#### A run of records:
-*-

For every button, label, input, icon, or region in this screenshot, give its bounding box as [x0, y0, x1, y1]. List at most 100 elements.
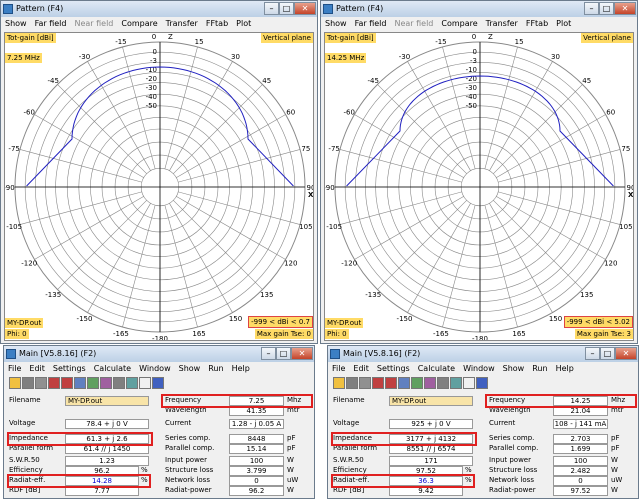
current-icon[interactable]: [100, 377, 112, 389]
menu-edit[interactable]: Edit: [29, 362, 45, 376]
z-axis-label: Z: [488, 33, 493, 41]
title-bar: Pattern (F4) – □ ✕: [1, 1, 317, 17]
results-panel: Filename MY-DP.out Frequency 7.25 Mhz Wavelen…: [7, 392, 313, 496]
menu-plot[interactable]: Plot: [556, 17, 571, 31]
menu-far-field[interactable]: Far field: [35, 17, 67, 31]
close-button[interactable]: ✕: [614, 2, 636, 15]
angle-tick-label: 105: [299, 223, 312, 231]
close-button[interactable]: ✕: [294, 2, 316, 15]
menu-file[interactable]: File: [332, 362, 345, 376]
parallel-comp-unit: pF: [287, 444, 296, 452]
menu-settings[interactable]: Settings: [377, 362, 410, 376]
menu-compare[interactable]: Compare: [121, 17, 157, 31]
frequency-highlight: [485, 394, 637, 408]
refresh-icon[interactable]: [398, 377, 410, 389]
window-title: Main [V5.8.16] (F2): [343, 349, 421, 358]
menu-calculate[interactable]: Calculate: [418, 362, 455, 376]
filename-label: Filename: [333, 396, 365, 404]
menu-transfer[interactable]: Transfer: [486, 17, 518, 31]
maximize-button[interactable]: □: [600, 347, 615, 360]
print-icon[interactable]: [359, 377, 371, 389]
polar-chart: 0-1515-3030-4545-6060-7575-9090-105105-1…: [5, 33, 313, 340]
menu-help[interactable]: Help: [232, 362, 250, 376]
current-icon[interactable]: [424, 377, 436, 389]
plane-label: Vertical plane: [261, 33, 313, 43]
angle-tick-label: 60: [286, 109, 295, 117]
angle-tick-label: 0: [152, 33, 156, 41]
save-icon[interactable]: [22, 377, 34, 389]
series-comp-label: Series comp.: [165, 434, 211, 442]
settings-icon[interactable]: [450, 377, 462, 389]
menu-compare[interactable]: Compare: [441, 17, 477, 31]
menu-show[interactable]: Show: [503, 362, 525, 376]
maximize-button[interactable]: □: [279, 2, 294, 15]
menu-run[interactable]: Run: [532, 362, 547, 376]
window-title: Pattern (F4): [16, 4, 64, 13]
print-icon[interactable]: [35, 377, 47, 389]
menu-window[interactable]: Window: [139, 362, 171, 376]
menu-file[interactable]: File: [8, 362, 21, 376]
menu-fftab[interactable]: FFtab: [526, 17, 548, 31]
ffk-icon[interactable]: [463, 377, 475, 389]
menu-run[interactable]: Run: [208, 362, 223, 376]
refresh-icon[interactable]: [74, 377, 86, 389]
series-comp-label: Series comp.: [489, 434, 535, 442]
menu-edit[interactable]: Edit: [353, 362, 369, 376]
menu-window[interactable]: Window: [463, 362, 495, 376]
menu-transfer[interactable]: Transfer: [166, 17, 198, 31]
menu-show[interactable]: Show: [179, 362, 201, 376]
menu-near-field[interactable]: Near field: [74, 17, 113, 31]
help-icon[interactable]: [152, 377, 164, 389]
menu-bar: Show Far field Near field Compare Transf…: [321, 17, 637, 31]
angle-tick-label: 75: [301, 145, 310, 153]
3d-icon[interactable]: [48, 377, 60, 389]
menu-calculate[interactable]: Calculate: [94, 362, 131, 376]
voltage-label: Voltage: [9, 419, 36, 427]
menu-plot[interactable]: Plot: [236, 17, 251, 31]
xy-axis-label: XY: [628, 191, 634, 199]
folder-icon[interactable]: [9, 377, 21, 389]
close-button[interactable]: ✕: [291, 347, 313, 360]
maximize-button[interactable]: □: [599, 2, 614, 15]
close-button[interactable]: ✕: [615, 347, 637, 360]
structure-loss-field: 3.799: [229, 466, 284, 476]
angle-tick-label: -60: [344, 109, 355, 117]
minimize-button[interactable]: –: [585, 347, 600, 360]
3d-icon[interactable]: [372, 377, 384, 389]
input-power-unit: W: [611, 456, 618, 464]
maximize-button[interactable]: □: [276, 347, 291, 360]
ffk-icon[interactable]: [139, 377, 151, 389]
minimize-button[interactable]: –: [584, 2, 599, 15]
save-icon[interactable]: [346, 377, 358, 389]
angle-tick-label: -165: [433, 330, 449, 338]
input-power-label: Input power: [489, 456, 531, 464]
angle-tick-label: 165: [192, 330, 205, 338]
menu-far-field[interactable]: Far field: [355, 17, 387, 31]
folder-icon[interactable]: [333, 377, 345, 389]
minimize-button[interactable]: –: [261, 347, 276, 360]
pattern-icon[interactable]: [113, 377, 125, 389]
menu-show[interactable]: Show: [325, 17, 347, 31]
menu-help[interactable]: Help: [556, 362, 574, 376]
help-icon[interactable]: [476, 377, 488, 389]
menu-show[interactable]: Show: [5, 17, 27, 31]
polar-plot-area: 0-1515-3030-4545-6060-7575-9090-105105-1…: [4, 32, 314, 341]
geometry-icon[interactable]: [411, 377, 423, 389]
2d-icon[interactable]: [385, 377, 397, 389]
parallel-comp-unit: pF: [611, 444, 620, 452]
2d-icon[interactable]: [61, 377, 73, 389]
geometry-icon[interactable]: [87, 377, 99, 389]
radiat-power-unit: W: [611, 486, 618, 494]
minimize-button[interactable]: –: [264, 2, 279, 15]
input-power-field: 100: [229, 456, 284, 466]
pattern-icon[interactable]: [437, 377, 449, 389]
settings-icon[interactable]: [126, 377, 138, 389]
structure-loss-label: Structure loss: [489, 466, 538, 474]
dbi-range-label: -999 < dBi < 0.7: [248, 316, 313, 328]
angle-tick-label: -165: [113, 330, 129, 338]
menu-near-field[interactable]: Near field: [394, 17, 433, 31]
filename-field[interactable]: MY-DP.out: [65, 396, 149, 406]
menu-fftab[interactable]: FFtab: [206, 17, 228, 31]
menu-settings[interactable]: Settings: [53, 362, 86, 376]
filename-field[interactable]: MY-DP.out: [389, 396, 473, 406]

-*-

#### PROBLEM REQUIREMENTS:
Reproduce, character for character, the part of the material that opens with the line containing "current-icon[interactable]: [100, 377, 112, 389]" and closes with the line containing "results-panel: Filename MY-DP.out", both of those lines included.

#### COMPLETE ANSWER:
current-icon[interactable]: [100, 377, 112, 389]
menu-edit[interactable]: Edit: [29, 362, 45, 376]
z-axis-label: Z: [488, 33, 493, 41]
title-bar: Pattern (F4) – □ ✕: [1, 1, 317, 17]
results-panel: Filename MY-DP.out Frequency 7.25 Mhz Wavelen…: [7, 392, 313, 496]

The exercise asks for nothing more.